▸ **Given instruction**:
Output each line of the material exactly as it stands.

▸ **Records provided**:
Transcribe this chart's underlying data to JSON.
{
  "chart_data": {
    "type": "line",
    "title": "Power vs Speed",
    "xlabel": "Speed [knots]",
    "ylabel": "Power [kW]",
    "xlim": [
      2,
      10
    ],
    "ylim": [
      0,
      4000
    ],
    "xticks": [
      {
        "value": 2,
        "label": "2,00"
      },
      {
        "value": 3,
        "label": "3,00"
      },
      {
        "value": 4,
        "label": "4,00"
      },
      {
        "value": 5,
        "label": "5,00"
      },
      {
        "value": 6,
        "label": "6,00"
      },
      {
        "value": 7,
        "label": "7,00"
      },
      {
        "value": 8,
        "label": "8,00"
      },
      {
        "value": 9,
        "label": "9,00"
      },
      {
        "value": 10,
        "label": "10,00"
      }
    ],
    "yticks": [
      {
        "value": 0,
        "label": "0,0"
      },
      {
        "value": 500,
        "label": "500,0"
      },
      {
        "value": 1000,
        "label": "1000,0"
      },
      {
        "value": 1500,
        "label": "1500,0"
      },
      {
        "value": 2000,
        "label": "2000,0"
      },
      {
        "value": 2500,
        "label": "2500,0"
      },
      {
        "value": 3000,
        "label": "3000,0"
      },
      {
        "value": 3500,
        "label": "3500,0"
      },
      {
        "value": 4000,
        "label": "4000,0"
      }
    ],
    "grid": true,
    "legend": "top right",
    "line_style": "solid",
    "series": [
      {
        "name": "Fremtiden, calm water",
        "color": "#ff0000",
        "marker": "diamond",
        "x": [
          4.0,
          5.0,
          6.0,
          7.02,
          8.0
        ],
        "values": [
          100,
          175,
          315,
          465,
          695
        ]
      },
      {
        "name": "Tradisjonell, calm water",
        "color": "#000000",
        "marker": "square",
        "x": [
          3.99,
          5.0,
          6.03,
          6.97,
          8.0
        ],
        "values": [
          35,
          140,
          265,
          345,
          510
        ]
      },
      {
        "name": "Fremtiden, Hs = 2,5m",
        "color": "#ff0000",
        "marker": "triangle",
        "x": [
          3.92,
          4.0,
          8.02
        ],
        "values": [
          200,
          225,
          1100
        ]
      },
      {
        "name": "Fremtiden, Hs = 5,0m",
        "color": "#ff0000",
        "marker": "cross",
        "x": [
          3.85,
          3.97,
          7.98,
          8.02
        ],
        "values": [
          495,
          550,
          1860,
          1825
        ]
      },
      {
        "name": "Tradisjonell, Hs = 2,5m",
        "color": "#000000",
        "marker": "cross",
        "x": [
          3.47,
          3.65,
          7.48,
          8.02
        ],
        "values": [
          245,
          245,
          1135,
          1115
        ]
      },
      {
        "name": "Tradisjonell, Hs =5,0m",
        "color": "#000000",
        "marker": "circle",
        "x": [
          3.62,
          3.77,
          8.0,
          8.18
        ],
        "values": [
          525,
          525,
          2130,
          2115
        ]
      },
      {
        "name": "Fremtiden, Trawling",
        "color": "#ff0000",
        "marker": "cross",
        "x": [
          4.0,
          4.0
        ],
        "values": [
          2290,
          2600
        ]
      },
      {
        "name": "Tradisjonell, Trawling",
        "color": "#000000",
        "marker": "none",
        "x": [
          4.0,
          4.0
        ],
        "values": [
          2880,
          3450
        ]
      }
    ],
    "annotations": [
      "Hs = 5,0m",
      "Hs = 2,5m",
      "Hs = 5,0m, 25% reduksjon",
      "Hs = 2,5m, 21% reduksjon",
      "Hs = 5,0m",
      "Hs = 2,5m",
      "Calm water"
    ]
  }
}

▸ **Answer for this exercise**:
Transcribe this chart's underlying data to JSON.
{
  "chart_data": {
    "type": "line",
    "title": "Power vs Speed",
    "xlabel": "Speed [knots]",
    "ylabel": "Power [kW]",
    "xlim": [
      2,
      10
    ],
    "ylim": [
      0,
      4000
    ],
    "xticks": [
      {
        "value": 2,
        "label": "2,00"
      },
      {
        "value": 3,
        "label": "3,00"
      },
      {
        "value": 4,
        "label": "4,00"
      },
      {
        "value": 5,
        "label": "5,00"
      },
      {
        "value": 6,
        "label": "6,00"
      },
      {
        "value": 7,
        "label": "7,00"
      },
      {
        "value": 8,
        "label": "8,00"
      },
      {
        "value": 9,
        "label": "9,00"
      },
      {
        "value": 10,
        "label": "10,00"
      }
    ],
    "yticks": [
      {
        "value": 0,
        "label": "0,0"
      },
      {
        "value": 500,
        "label": "500,0"
      },
      {
        "value": 1000,
        "label": "1000,0"
      },
      {
        "value": 1500,
        "label": "1500,0"
      },
      {
        "value": 2000,
        "label": "2000,0"
      },
      {
        "value": 2500,
        "label": "2500,0"
      },
      {
        "value": 3000,
        "label": "3000,0"
      },
      {
        "value": 3500,
        "label": "3500,0"
      },
      {
        "value": 4000,
        "label": "4000,0"
      }
    ],
    "grid": true,
    "legend": "top right",
    "line_style": "solid",
    "series": [
      {
        "name": "Fremtiden, calm water",
        "color": "#ff0000",
        "marker": "diamond",
        "x": [
          4.0,
          5.0,
          6.0,
          7.02,
          8.0
        ],
        "values": [
          100,
          175,
          315,
          465,
          695
        ]
      },
      {
        "name": "Tradisjonell, calm water",
        "color": "#000000",
        "marker": "square",
        "x": [
          3.99,
          5.0,
          6.03,
          6.97,
          8.0
        ],
        "values": [
          35,
          140,
          265,
          345,
          510
        ]
      },
      {
        "name": "Fremtiden, Hs = 2,5m",
        "color": "#ff0000",
        "marker": "triangle",
        "x": [
          3.92,
          4.0,
          8.02
        ],
        "values": [
          200,
          225,
          1100
        ]
      },
      {
        "name": "Fremtiden, Hs = 5,0m",
        "color": "#ff0000",
        "marker": "cross",
        "x": [
          3.85,
          3.97,
          7.98,
          8.02
        ],
        "values": [
          495,
          550,
          1860,
          1825
        ]
      },
      {
        "name": "Tradisjonell, Hs = 2,5m",
        "color": "#000000",
        "marker": "cross",
        "x": [
          3.47,
          3.65,
          7.48,
          8.02
        ],
        "values": [
          245,
          245,
          1135,
          1115
        ]
      },
      {
        "name": "Tradisjonell, Hs =5,0m",
        "color": "#000000",
        "marker": "circle",
        "x": [
          3.62,
          3.77,
          8.0,
          8.18
        ],
        "values": [
          525,
          525,
          2130,
          2115
        ]
      },
      {
        "name": "Fremtiden, Trawling",
        "color": "#ff0000",
        "marker": "cross",
        "x": [
          4.0,
          4.0
        ],
        "values": [
          2290,
          2600
        ]
      },
      {
        "name": "Tradisjonell, Trawling",
        "color": "#000000",
        "marker": "none",
        "x": [
          4.0,
          4.0
        ],
        "values": [
          2880,
          3450
        ]
      }
    ],
    "annotations": [
      "Hs = 5,0m",
      "Hs = 2,5m",
      "Hs = 5,0m, 25% reduksjon",
      "Hs = 2,5m, 21% reduksjon",
      "Hs = 5,0m",
      "Hs = 2,5m",
      "Calm water"
    ]
  }
}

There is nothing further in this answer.